▶ GIVEN EXERCISE: Give the count of lines in the data that include the string "připravek", with no added remarks.

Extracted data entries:
────────────────────────────────────────

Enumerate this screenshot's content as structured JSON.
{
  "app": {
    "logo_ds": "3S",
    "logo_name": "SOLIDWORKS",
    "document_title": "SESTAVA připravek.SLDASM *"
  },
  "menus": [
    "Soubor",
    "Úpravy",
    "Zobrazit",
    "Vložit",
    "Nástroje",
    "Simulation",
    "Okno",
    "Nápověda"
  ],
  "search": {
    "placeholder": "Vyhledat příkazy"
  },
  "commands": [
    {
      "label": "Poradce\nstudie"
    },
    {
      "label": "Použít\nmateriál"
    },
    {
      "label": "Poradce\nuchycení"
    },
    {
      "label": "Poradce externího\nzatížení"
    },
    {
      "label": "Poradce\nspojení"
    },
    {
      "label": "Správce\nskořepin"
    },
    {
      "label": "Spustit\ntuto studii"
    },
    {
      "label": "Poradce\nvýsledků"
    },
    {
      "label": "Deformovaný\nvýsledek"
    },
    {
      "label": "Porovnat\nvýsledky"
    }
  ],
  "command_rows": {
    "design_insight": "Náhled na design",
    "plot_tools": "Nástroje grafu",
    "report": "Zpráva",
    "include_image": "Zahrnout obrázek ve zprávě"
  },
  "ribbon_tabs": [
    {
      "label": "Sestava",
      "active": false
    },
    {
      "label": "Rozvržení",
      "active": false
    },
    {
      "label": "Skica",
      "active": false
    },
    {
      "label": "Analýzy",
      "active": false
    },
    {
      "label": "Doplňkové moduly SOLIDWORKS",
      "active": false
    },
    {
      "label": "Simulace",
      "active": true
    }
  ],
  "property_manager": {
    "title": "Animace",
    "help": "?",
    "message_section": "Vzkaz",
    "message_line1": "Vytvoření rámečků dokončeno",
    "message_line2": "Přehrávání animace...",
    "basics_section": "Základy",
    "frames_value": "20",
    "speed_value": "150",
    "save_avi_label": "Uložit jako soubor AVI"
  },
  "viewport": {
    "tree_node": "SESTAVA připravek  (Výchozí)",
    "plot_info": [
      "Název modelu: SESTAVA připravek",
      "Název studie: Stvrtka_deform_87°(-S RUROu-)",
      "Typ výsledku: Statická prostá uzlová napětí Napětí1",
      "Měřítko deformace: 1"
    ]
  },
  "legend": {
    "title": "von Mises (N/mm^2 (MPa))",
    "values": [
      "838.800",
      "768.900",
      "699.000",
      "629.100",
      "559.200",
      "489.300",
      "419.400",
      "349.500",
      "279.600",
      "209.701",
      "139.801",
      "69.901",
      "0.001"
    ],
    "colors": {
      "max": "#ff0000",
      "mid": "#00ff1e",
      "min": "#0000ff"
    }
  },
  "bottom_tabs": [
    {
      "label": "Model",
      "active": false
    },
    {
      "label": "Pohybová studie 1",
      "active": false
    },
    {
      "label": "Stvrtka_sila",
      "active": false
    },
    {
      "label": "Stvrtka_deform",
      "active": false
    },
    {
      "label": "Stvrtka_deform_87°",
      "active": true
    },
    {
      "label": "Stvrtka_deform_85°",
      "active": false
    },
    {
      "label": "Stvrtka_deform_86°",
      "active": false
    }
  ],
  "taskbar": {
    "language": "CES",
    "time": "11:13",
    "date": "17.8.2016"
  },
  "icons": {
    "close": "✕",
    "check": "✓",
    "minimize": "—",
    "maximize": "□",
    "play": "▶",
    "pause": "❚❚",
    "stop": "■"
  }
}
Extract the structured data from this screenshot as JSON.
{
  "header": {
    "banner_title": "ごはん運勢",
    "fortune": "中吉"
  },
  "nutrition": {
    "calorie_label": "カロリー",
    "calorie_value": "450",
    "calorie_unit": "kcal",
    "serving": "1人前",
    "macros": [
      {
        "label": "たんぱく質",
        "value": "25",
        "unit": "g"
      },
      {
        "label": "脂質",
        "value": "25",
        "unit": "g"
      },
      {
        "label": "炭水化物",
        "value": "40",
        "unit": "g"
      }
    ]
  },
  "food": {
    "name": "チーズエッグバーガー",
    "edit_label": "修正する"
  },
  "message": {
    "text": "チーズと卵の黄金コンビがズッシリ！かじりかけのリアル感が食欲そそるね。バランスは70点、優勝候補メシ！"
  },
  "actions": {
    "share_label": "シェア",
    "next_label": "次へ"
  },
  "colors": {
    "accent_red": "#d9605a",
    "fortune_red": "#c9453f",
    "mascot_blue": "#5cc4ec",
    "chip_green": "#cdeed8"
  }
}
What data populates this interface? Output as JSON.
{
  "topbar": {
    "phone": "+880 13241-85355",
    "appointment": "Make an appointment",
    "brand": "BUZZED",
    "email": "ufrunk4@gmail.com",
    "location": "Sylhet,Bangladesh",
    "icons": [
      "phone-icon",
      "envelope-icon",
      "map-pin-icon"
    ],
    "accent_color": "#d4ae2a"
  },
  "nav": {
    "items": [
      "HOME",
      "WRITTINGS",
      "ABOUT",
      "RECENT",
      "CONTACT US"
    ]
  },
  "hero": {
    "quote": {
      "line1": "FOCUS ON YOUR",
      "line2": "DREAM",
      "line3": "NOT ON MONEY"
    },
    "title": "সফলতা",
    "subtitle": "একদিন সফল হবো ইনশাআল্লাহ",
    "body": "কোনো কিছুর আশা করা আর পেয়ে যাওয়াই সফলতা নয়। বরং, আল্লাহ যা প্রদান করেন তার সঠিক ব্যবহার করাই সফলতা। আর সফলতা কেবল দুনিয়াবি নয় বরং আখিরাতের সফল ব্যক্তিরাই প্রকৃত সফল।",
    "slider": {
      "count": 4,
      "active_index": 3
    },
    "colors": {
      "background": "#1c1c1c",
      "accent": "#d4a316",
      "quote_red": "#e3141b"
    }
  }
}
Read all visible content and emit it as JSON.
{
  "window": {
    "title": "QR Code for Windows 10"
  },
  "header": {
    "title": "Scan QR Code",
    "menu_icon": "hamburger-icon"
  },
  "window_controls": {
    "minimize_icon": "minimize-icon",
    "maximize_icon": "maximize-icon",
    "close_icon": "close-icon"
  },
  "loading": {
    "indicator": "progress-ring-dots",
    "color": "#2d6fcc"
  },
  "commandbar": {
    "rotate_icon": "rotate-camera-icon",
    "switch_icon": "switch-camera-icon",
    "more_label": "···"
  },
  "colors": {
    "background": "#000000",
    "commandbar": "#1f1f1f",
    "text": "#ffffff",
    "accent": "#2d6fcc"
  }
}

────────────────────────────────────────

▶ WORKED SOLUTION: 3